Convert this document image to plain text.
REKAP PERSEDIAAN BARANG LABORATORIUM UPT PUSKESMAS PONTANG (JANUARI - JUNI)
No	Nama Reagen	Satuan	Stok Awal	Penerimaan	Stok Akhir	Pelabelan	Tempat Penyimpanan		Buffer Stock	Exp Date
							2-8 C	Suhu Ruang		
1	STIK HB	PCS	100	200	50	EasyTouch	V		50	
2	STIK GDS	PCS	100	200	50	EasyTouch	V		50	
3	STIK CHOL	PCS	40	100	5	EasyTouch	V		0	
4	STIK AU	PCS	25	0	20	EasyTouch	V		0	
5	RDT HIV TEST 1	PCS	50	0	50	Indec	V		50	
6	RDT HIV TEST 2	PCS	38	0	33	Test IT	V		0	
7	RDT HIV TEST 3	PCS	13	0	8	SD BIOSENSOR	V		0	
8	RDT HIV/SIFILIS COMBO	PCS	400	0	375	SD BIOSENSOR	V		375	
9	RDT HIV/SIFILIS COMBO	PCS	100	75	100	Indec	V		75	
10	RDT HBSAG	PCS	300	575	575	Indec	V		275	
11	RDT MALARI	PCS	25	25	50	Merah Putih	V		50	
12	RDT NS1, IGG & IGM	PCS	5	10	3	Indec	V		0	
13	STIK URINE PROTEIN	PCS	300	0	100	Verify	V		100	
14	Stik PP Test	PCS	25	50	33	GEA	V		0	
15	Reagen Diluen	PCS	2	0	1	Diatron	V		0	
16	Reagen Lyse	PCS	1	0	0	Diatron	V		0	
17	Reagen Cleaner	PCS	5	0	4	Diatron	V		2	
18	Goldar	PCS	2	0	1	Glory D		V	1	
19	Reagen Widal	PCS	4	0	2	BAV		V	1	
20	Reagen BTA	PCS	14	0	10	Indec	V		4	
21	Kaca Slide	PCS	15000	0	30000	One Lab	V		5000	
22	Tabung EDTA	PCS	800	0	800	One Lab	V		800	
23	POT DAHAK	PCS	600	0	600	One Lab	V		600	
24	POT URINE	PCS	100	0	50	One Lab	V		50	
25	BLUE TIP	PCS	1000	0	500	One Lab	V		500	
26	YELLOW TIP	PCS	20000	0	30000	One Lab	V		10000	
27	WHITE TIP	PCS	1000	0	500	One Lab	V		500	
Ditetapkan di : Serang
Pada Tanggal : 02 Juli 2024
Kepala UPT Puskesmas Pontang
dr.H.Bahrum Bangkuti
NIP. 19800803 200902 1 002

**ASSIGNMENT**
Search the material above for "Indec". Pull out each line where it shows up.

**SOLUTION TO THIS PROBLEM**
5	RDT HIV TEST 1	PCS	50	0	50	Indec	V		50	
9	RDT HIV/SIFILIS COMBO	PCS	100	75	100	Indec	V		75	
10	RDT HBSAG	PCS	300	575	575	Indec	V		275	
12	RDT NS1, IGG & IGM	PCS	5	10	3	Indec	V		0	
20	Reagen BTA	PCS	14	0	10	Indec	V		4	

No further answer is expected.